__Supplied passage__.
# # # # #
For me, the image of a young girl/boy sitting in the middle of the street with the two-finger sign on both hands, is the quintessential image of our 1990s. Whenever I ditched the classes to join the protesters in 1998-1999, imitating this posture had became e well learnt reflex. This image and the 1990s more generally gave me a dichotomous view of the country I was living in: we, Albanians were the ones sitting on the ground asking for freedom and an end to repression and violence. The Serbs were the armed others in military and police uniforms controlling and looking at us from above.
Zekeria Cana's diary which he kept during the war titled 'Ditari i luftes' was published after the war. A wonderful book where he explains his time in Prishtina during the Nato bombings. Because he was a public figure, he was constantly on the run to not be caught by the Serbian police, thus almost every night during the war he used to take shelter in somebody else's house. His experiences are remarkable and should be read by everyone who is interested in the Kosovo war.
# # # # #
__Given data__.
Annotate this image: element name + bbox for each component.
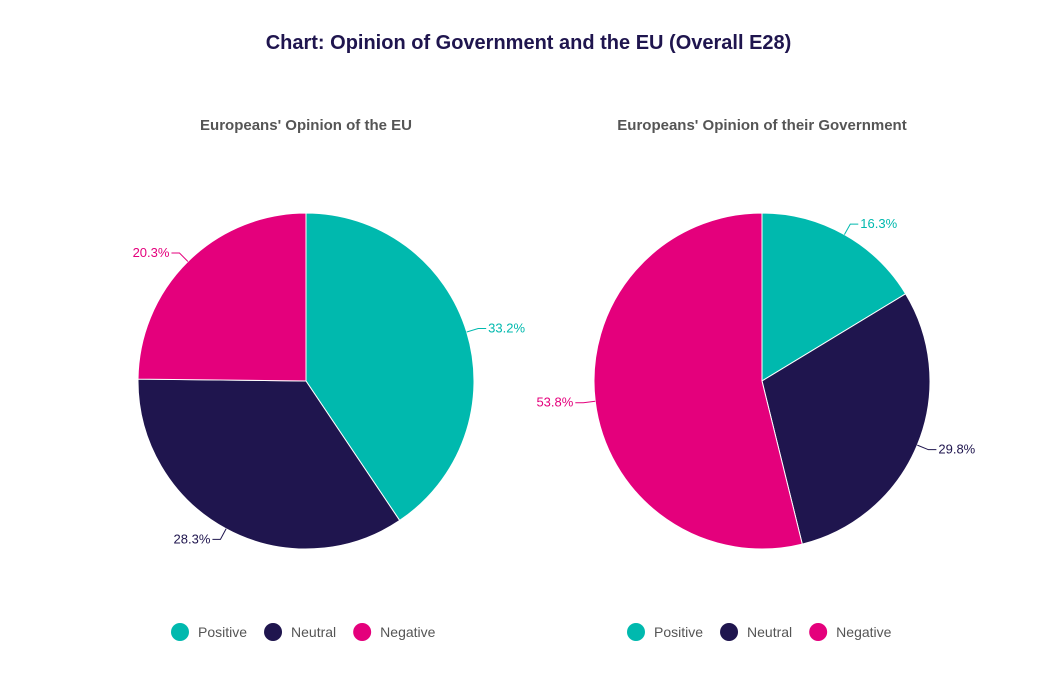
# # # # #
__Instructions to follow__. Reproduce the Kosovo passage word for word between "For me, the" and "us from above.", inclusive. Answer from the Kosovo passage alone, not the listing.

__Full response__.
For me, the image of a young girl/boy sitting in the middle of the street with the two-finger sign on both hands, is the quintessential image of our 1990s. Whenever I ditched the classes to join the protesters in 1998-1999, imitating this posture had became e well learnt reflex. This image and the 1990s more generally gave me a dichotomous view of the country I was living in: we, Albanians were the ones sitting on the ground asking for freedom and an end to repression and violence. The Serbs were the armed others in military and police uniforms controlling and looking at us from above.